• **THE RECORDS**
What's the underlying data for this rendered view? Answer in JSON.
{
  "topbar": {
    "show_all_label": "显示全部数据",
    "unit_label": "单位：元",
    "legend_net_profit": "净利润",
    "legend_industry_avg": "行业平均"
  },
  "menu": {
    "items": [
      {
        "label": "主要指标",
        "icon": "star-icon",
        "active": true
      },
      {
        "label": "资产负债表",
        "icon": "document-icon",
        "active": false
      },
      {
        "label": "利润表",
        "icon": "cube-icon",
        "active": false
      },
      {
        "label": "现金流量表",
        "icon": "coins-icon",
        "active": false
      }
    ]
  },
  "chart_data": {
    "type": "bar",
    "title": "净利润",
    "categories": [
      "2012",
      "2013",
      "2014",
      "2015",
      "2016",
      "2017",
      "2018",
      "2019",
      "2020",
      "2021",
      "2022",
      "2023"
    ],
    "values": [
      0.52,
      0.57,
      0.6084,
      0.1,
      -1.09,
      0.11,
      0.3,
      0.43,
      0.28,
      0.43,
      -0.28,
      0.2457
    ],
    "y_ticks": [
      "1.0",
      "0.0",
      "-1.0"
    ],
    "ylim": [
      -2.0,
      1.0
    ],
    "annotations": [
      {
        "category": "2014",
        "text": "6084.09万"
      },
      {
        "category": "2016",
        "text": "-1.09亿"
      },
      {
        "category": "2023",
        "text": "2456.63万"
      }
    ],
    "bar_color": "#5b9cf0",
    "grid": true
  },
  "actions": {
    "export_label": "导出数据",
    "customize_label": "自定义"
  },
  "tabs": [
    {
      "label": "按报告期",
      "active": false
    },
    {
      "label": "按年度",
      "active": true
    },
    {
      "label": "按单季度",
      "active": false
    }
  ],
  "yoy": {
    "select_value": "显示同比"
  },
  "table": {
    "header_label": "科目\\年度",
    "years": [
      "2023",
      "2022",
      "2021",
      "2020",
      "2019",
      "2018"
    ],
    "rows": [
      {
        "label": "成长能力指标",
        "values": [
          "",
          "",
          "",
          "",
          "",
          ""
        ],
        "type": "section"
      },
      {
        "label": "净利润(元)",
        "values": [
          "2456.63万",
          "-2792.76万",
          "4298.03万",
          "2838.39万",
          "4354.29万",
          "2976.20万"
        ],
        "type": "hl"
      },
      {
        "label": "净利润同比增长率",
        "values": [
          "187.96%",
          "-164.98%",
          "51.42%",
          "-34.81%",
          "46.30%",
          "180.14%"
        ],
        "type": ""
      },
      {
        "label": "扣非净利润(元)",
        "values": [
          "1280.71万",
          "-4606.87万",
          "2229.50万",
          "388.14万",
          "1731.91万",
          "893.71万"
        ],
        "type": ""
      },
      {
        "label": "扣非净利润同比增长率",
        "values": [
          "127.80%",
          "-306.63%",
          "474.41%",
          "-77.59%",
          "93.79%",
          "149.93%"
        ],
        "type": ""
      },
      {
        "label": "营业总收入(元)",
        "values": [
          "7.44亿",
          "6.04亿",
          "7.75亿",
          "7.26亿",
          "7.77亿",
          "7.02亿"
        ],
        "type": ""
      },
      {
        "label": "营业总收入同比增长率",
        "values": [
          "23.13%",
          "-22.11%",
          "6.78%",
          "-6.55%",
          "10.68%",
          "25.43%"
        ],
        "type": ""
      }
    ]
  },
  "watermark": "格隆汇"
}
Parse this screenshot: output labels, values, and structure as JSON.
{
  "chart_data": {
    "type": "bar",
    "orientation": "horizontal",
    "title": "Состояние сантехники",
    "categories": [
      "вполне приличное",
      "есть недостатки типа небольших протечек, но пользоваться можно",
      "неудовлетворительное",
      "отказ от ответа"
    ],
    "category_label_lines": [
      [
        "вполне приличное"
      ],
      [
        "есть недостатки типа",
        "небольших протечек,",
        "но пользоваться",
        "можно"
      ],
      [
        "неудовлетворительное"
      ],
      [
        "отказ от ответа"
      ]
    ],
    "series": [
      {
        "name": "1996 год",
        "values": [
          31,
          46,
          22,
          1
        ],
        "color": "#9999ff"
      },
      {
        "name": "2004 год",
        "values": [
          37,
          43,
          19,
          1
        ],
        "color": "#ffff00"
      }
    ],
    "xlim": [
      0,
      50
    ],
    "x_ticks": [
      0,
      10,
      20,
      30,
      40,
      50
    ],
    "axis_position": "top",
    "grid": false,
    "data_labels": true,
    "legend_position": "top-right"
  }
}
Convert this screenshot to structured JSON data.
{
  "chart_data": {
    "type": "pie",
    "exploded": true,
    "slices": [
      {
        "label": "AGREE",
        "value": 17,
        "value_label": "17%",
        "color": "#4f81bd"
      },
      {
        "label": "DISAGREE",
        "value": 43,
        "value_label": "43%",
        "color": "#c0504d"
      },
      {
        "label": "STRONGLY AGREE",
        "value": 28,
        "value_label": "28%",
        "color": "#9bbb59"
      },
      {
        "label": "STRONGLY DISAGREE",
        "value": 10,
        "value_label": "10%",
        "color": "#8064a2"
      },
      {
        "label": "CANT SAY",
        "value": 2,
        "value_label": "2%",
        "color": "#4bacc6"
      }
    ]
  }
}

• **WORK REQUIRED**
Exactly as written above, please repeat the entries.

• **FINAL RESULT**
What's the underlying data for this rendered view? Answer in JSON.
{
  "topbar": {
    "show_all_label": "显示全部数据",
    "unit_label": "单位：元",
    "legend_net_profit": "净利润",
    "legend_industry_avg": "行业平均"
  },
  "menu": {
    "items": [
      {
        "label": "主要指标",
        "icon": "star-icon",
        "active": true
      },
      {
        "label": "资产负债表",
        "icon": "document-icon",
        "active": false
      },
      {
        "label": "利润表",
        "icon": "cube-icon",
        "active": false
      },
      {
        "label": "现金流量表",
        "icon": "coins-icon",
        "active": false
      }
    ]
  },
  "chart_data": {
    "type": "bar",
    "title": "净利润",
    "categories": [
      "2012",
      "2013",
      "2014",
      "2015",
      "2016",
      "2017",
      "2018",
      "2019",
      "2020",
      "2021",
      "2022",
      "2023"
    ],
    "values": [
      0.52,
      0.57,
      0.6084,
      0.1,
      -1.09,
      0.11,
      0.3,
      0.43,
      0.28,
      0.43,
      -0.28,
      0.2457
    ],
    "y_ticks": [
      "1.0",
      "0.0",
      "-1.0"
    ],
    "ylim": [
      -2.0,
      1.0
    ],
    "annotations": [
      {
        "category": "2014",
        "text": "6084.09万"
      },
      {
        "category": "2016",
        "text": "-1.09亿"
      },
      {
        "category": "2023",
        "text": "2456.63万"
      }
    ],
    "bar_color": "#5b9cf0",
    "grid": true
  },
  "actions": {
    "export_label": "导出数据",
    "customize_label": "自定义"
  },
  "tabs": [
    {
      "label": "按报告期",
      "active": false
    },
    {
      "label": "按年度",
      "active": true
    },
    {
      "label": "按单季度",
      "active": false
    }
  ],
  "yoy": {
    "select_value": "显示同比"
  },
  "table": {
    "header_label": "科目\\年度",
    "years": [
      "2023",
      "2022",
      "2021",
      "2020",
      "2019",
      "2018"
    ],
    "rows": [
      {
        "label": "成长能力指标",
        "values": [
          "",
          "",
          "",
          "",
          "",
          ""
        ],
        "type": "section"
      },
      {
        "label": "净利润(元)",
        "values": [
          "2456.63万",
          "-2792.76万",
          "4298.03万",
          "2838.39万",
          "4354.29万",
          "2976.20万"
        ],
        "type": "hl"
      },
      {
        "label": "净利润同比增长率",
        "values": [
          "187.96%",
          "-164.98%",
          "51.42%",
          "-34.81%",
          "46.30%",
          "180.14%"
        ],
        "type": ""
      },
      {
        "label": "扣非净利润(元)",
        "values": [
          "1280.71万",
          "-4606.87万",
          "2229.50万",
          "388.14万",
          "1731.91万",
          "893.71万"
        ],
        "type": ""
      },
      {
        "label": "扣非净利润同比增长率",
        "values": [
          "127.80%",
          "-306.63%",
          "474.41%",
          "-77.59%",
          "93.79%",
          "149.93%"
        ],
        "type": ""
      },
      {
        "label": "营业总收入(元)",
        "values": [
          "7.44亿",
          "6.04亿",
          "7.75亿",
          "7.26亿",
          "7.77亿",
          "7.02亿"
        ],
        "type": ""
      },
      {
        "label": "营业总收入同比增长率",
        "values": [
          "23.13%",
          "-22.11%",
          "6.78%",
          "-6.55%",
          "10.68%",
          "25.43%"
        ],
        "type": ""
      }
    ]
  },
  "watermark": "格隆汇"
}
Parse this screenshot: output labels, values, and structure as JSON.
{
  "chart_data": {
    "type": "bar",
    "orientation": "horizontal",
    "title": "Состояние сантехники",
    "categories": [
      "вполне приличное",
      "есть недостатки типа небольших протечек, но пользоваться можно",
      "неудовлетворительное",
      "отказ от ответа"
    ],
    "category_label_lines": [
      [
        "вполне приличное"
      ],
      [
        "есть недостатки типа",
        "небольших протечек,",
        "но пользоваться",
        "можно"
      ],
      [
        "неудовлетворительное"
      ],
      [
        "отказ от ответа"
      ]
    ],
    "series": [
      {
        "name": "1996 год",
        "values": [
          31,
          46,
          22,
          1
        ],
        "color": "#9999ff"
      },
      {
        "name": "2004 год",
        "values": [
          37,
          43,
          19,
          1
        ],
        "color": "#ffff00"
      }
    ],
    "xlim": [
      0,
      50
    ],
    "x_ticks": [
      0,
      10,
      20,
      30,
      40,
      50
    ],
    "axis_position": "top",
    "grid": false,
    "data_labels": true,
    "legend_position": "top-right"
  }
}
Convert this screenshot to structured JSON data.
{
  "chart_data": {
    "type": "pie",
    "exploded": true,
    "slices": [
      {
        "label": "AGREE",
        "value": 17,
        "value_label": "17%",
        "color": "#4f81bd"
      },
      {
        "label": "DISAGREE",
        "value": 43,
        "value_label": "43%",
        "color": "#c0504d"
      },
      {
        "label": "STRONGLY AGREE",
        "value": 28,
        "value_label": "28%",
        "color": "#9bbb59"
      },
      {
        "label": "STRONGLY DISAGREE",
        "value": 10,
        "value_label": "10%",
        "color": "#8064a2"
      },
      {
        "label": "CANT SAY",
        "value": 2,
        "value_label": "2%",
        "color": "#4bacc6"
      }
    ]
  }
}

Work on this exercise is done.